Stated goal: Every entry that follows should be repeated exactly; drop the images.

+++ Task data +++

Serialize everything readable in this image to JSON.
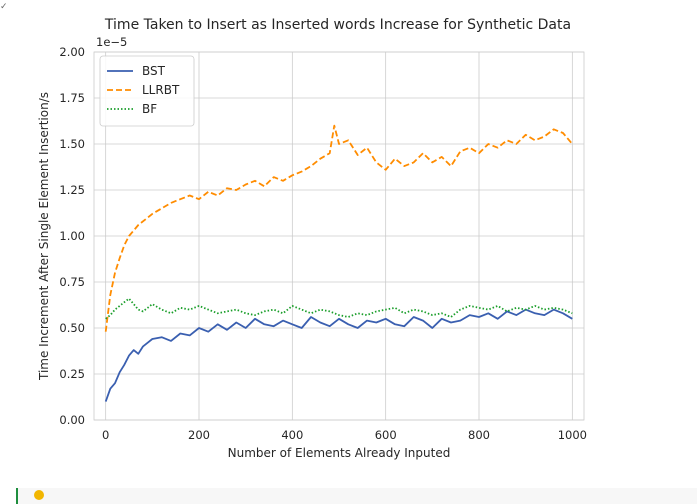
{
  "chart_data": {
    "type": "line",
    "title": "Time Taken to Insert as Inserted words Increase for Synthetic Data",
    "xlabel": "Number of Elements Already Inputed",
    "ylabel": "Time Increment After Single Element Insertion/s",
    "offset_label": "1e−5",
    "xlim": [
      -25,
      1025
    ],
    "ylim": [
      0.0,
      2.0
    ],
    "x_ticks": [
      0,
      200,
      400,
      600,
      800,
      1000
    ],
    "x_tick_labels": [
      "0",
      "200",
      "400",
      "600",
      "800",
      "1000"
    ],
    "y_ticks": [
      0.0,
      0.25,
      0.5,
      0.75,
      1.0,
      1.25,
      1.5,
      1.75,
      2.0
    ],
    "y_tick_labels": [
      "0.00",
      "0.25",
      "0.50",
      "0.75",
      "1.00",
      "1.25",
      "1.50",
      "1.75",
      "2.00"
    ],
    "grid": true,
    "legend_position": "top-left",
    "series": [
      {
        "name": "BST",
        "color": "#3a5fb0",
        "dash": "solid",
        "x": [
          0,
          10,
          20,
          30,
          40,
          50,
          60,
          70,
          80,
          90,
          100,
          120,
          140,
          160,
          180,
          200,
          220,
          240,
          260,
          280,
          300,
          320,
          340,
          360,
          380,
          400,
          420,
          440,
          460,
          480,
          500,
          520,
          540,
          560,
          580,
          600,
          620,
          640,
          660,
          680,
          700,
          720,
          740,
          760,
          780,
          800,
          820,
          840,
          860,
          880,
          900,
          920,
          940,
          960,
          980,
          1000
        ],
        "y": [
          0.1,
          0.17,
          0.2,
          0.26,
          0.3,
          0.35,
          0.38,
          0.36,
          0.4,
          0.42,
          0.44,
          0.45,
          0.43,
          0.47,
          0.46,
          0.5,
          0.48,
          0.52,
          0.49,
          0.53,
          0.5,
          0.55,
          0.52,
          0.51,
          0.54,
          0.52,
          0.5,
          0.56,
          0.53,
          0.51,
          0.55,
          0.52,
          0.5,
          0.54,
          0.53,
          0.55,
          0.52,
          0.51,
          0.56,
          0.54,
          0.5,
          0.55,
          0.53,
          0.54,
          0.57,
          0.56,
          0.58,
          0.55,
          0.59,
          0.57,
          0.6,
          0.58,
          0.57,
          0.6,
          0.58,
          0.55
        ]
      },
      {
        "name": "LLRBT",
        "color": "#ff8c00",
        "dash": "dashed",
        "x": [
          0,
          10,
          20,
          30,
          40,
          50,
          60,
          70,
          80,
          90,
          100,
          120,
          140,
          160,
          180,
          200,
          220,
          240,
          260,
          280,
          300,
          320,
          340,
          360,
          380,
          400,
          420,
          440,
          460,
          480,
          490,
          500,
          520,
          540,
          560,
          580,
          600,
          620,
          640,
          660,
          680,
          700,
          720,
          740,
          760,
          780,
          800,
          820,
          840,
          860,
          880,
          900,
          920,
          940,
          960,
          980,
          1000
        ],
        "y": [
          0.48,
          0.68,
          0.8,
          0.88,
          0.95,
          1.0,
          1.03,
          1.06,
          1.08,
          1.1,
          1.12,
          1.15,
          1.18,
          1.2,
          1.22,
          1.2,
          1.24,
          1.22,
          1.26,
          1.25,
          1.28,
          1.3,
          1.27,
          1.32,
          1.3,
          1.33,
          1.35,
          1.38,
          1.42,
          1.45,
          1.6,
          1.5,
          1.52,
          1.44,
          1.48,
          1.4,
          1.36,
          1.42,
          1.38,
          1.4,
          1.45,
          1.4,
          1.43,
          1.38,
          1.46,
          1.48,
          1.45,
          1.5,
          1.48,
          1.52,
          1.5,
          1.55,
          1.52,
          1.54,
          1.58,
          1.56,
          1.5
        ]
      },
      {
        "name": "BF",
        "color": "#1a9e2a",
        "dash": "dotted",
        "x": [
          0,
          10,
          20,
          30,
          40,
          50,
          60,
          70,
          80,
          90,
          100,
          120,
          140,
          160,
          180,
          200,
          220,
          240,
          260,
          280,
          300,
          320,
          340,
          360,
          380,
          400,
          420,
          440,
          460,
          480,
          500,
          520,
          540,
          560,
          580,
          600,
          620,
          640,
          660,
          680,
          700,
          720,
          740,
          760,
          780,
          800,
          820,
          840,
          860,
          880,
          900,
          920,
          940,
          960,
          980,
          1000
        ],
        "y": [
          0.55,
          0.57,
          0.6,
          0.62,
          0.64,
          0.66,
          0.63,
          0.6,
          0.59,
          0.61,
          0.63,
          0.6,
          0.58,
          0.61,
          0.6,
          0.62,
          0.6,
          0.58,
          0.59,
          0.6,
          0.58,
          0.57,
          0.59,
          0.6,
          0.58,
          0.62,
          0.6,
          0.58,
          0.6,
          0.59,
          0.57,
          0.56,
          0.58,
          0.57,
          0.59,
          0.6,
          0.61,
          0.58,
          0.6,
          0.59,
          0.57,
          0.58,
          0.56,
          0.6,
          0.62,
          0.61,
          0.6,
          0.62,
          0.59,
          0.61,
          0.6,
          0.62,
          0.6,
          0.61,
          0.6,
          0.58
        ]
      }
    ]
  },
  "colors": {
    "grid": "#cccccc",
    "axes_text": "#262626",
    "cell_accent": "#1e8e3e",
    "bulb": "#f2b600"
  },
  "icons": {
    "cell_status": "checkmark-icon",
    "hint": "lightbulb-icon"
  }
}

+++

Solution below:
Serialize everything readable in this image to JSON.
{
  "chart_data": {
    "type": "line",
    "title": "Time Taken to Insert as Inserted words Increase for Synthetic Data",
    "xlabel": "Number of Elements Already Inputed",
    "ylabel": "Time Increment After Single Element Insertion/s",
    "offset_label": "1e−5",
    "xlim": [
      -25,
      1025
    ],
    "ylim": [
      0.0,
      2.0
    ],
    "x_ticks": [
      0,
      200,
      400,
      600,
      800,
      1000
    ],
    "x_tick_labels": [
      "0",
      "200",
      "400",
      "600",
      "800",
      "1000"
    ],
    "y_ticks": [
      0.0,
      0.25,
      0.5,
      0.75,
      1.0,
      1.25,
      1.5,
      1.75,
      2.0
    ],
    "y_tick_labels": [
      "0.00",
      "0.25",
      "0.50",
      "0.75",
      "1.00",
      "1.25",
      "1.50",
      "1.75",
      "2.00"
    ],
    "grid": true,
    "legend_position": "top-left",
    "series": [
      {
        "name": "BST",
        "color": "#3a5fb0",
        "dash": "solid",
        "x": [
          0,
          10,
          20,
          30,
          40,
          50,
          60,
          70,
          80,
          90,
          100,
          120,
          140,
          160,
          180,
          200,
          220,
          240,
          260,
          280,
          300,
          320,
          340,
          360,
          380,
          400,
          420,
          440,
          460,
          480,
          500,
          520,
          540,
          560,
          580,
          600,
          620,
          640,
          660,
          680,
          700,
          720,
          740,
          760,
          780,
          800,
          820,
          840,
          860,
          880,
          900,
          920,
          940,
          960,
          980,
          1000
        ],
        "y": [
          0.1,
          0.17,
          0.2,
          0.26,
          0.3,
          0.35,
          0.38,
          0.36,
          0.4,
          0.42,
          0.44,
          0.45,
          0.43,
          0.47,
          0.46,
          0.5,
          0.48,
          0.52,
          0.49,
          0.53,
          0.5,
          0.55,
          0.52,
          0.51,
          0.54,
          0.52,
          0.5,
          0.56,
          0.53,
          0.51,
          0.55,
          0.52,
          0.5,
          0.54,
          0.53,
          0.55,
          0.52,
          0.51,
          0.56,
          0.54,
          0.5,
          0.55,
          0.53,
          0.54,
          0.57,
          0.56,
          0.58,
          0.55,
          0.59,
          0.57,
          0.6,
          0.58,
          0.57,
          0.6,
          0.58,
          0.55
        ]
      },
      {
        "name": "LLRBT",
        "color": "#ff8c00",
        "dash": "dashed",
        "x": [
          0,
          10,
          20,
          30,
          40,
          50,
          60,
          70,
          80,
          90,
          100,
          120,
          140,
          160,
          180,
          200,
          220,
          240,
          260,
          280,
          300,
          320,
          340,
          360,
          380,
          400,
          420,
          440,
          460,
          480,
          490,
          500,
          520,
          540,
          560,
          580,
          600,
          620,
          640,
          660,
          680,
          700,
          720,
          740,
          760,
          780,
          800,
          820,
          840,
          860,
          880,
          900,
          920,
          940,
          960,
          980,
          1000
        ],
        "y": [
          0.48,
          0.68,
          0.8,
          0.88,
          0.95,
          1.0,
          1.03,
          1.06,
          1.08,
          1.1,
          1.12,
          1.15,
          1.18,
          1.2,
          1.22,
          1.2,
          1.24,
          1.22,
          1.26,
          1.25,
          1.28,
          1.3,
          1.27,
          1.32,
          1.3,
          1.33,
          1.35,
          1.38,
          1.42,
          1.45,
          1.6,
          1.5,
          1.52,
          1.44,
          1.48,
          1.4,
          1.36,
          1.42,
          1.38,
          1.4,
          1.45,
          1.4,
          1.43,
          1.38,
          1.46,
          1.48,
          1.45,
          1.5,
          1.48,
          1.52,
          1.5,
          1.55,
          1.52,
          1.54,
          1.58,
          1.56,
          1.5
        ]
      },
      {
        "name": "BF",
        "color": "#1a9e2a",
        "dash": "dotted",
        "x": [
          0,
          10,
          20,
          30,
          40,
          50,
          60,
          70,
          80,
          90,
          100,
          120,
          140,
          160,
          180,
          200,
          220,
          240,
          260,
          280,
          300,
          320,
          340,
          360,
          380,
          400,
          420,
          440,
          460,
          480,
          500,
          520,
          540,
          560,
          580,
          600,
          620,
          640,
          660,
          680,
          700,
          720,
          740,
          760,
          780,
          800,
          820,
          840,
          860,
          880,
          900,
          920,
          940,
          960,
          980,
          1000
        ],
        "y": [
          0.55,
          0.57,
          0.6,
          0.62,
          0.64,
          0.66,
          0.63,
          0.6,
          0.59,
          0.61,
          0.63,
          0.6,
          0.58,
          0.61,
          0.6,
          0.62,
          0.6,
          0.58,
          0.59,
          0.6,
          0.58,
          0.57,
          0.59,
          0.6,
          0.58,
          0.62,
          0.6,
          0.58,
          0.6,
          0.59,
          0.57,
          0.56,
          0.58,
          0.57,
          0.59,
          0.6,
          0.61,
          0.58,
          0.6,
          0.59,
          0.57,
          0.58,
          0.56,
          0.6,
          0.62,
          0.61,
          0.6,
          0.62,
          0.59,
          0.61,
          0.6,
          0.62,
          0.6,
          0.61,
          0.6,
          0.58
        ]
      }
    ]
  },
  "colors": {
    "grid": "#cccccc",
    "axes_text": "#262626",
    "cell_accent": "#1e8e3e",
    "bulb": "#f2b600"
  },
  "icons": {
    "cell_status": "checkmark-icon",
    "hint": "lightbulb-icon"
  }
}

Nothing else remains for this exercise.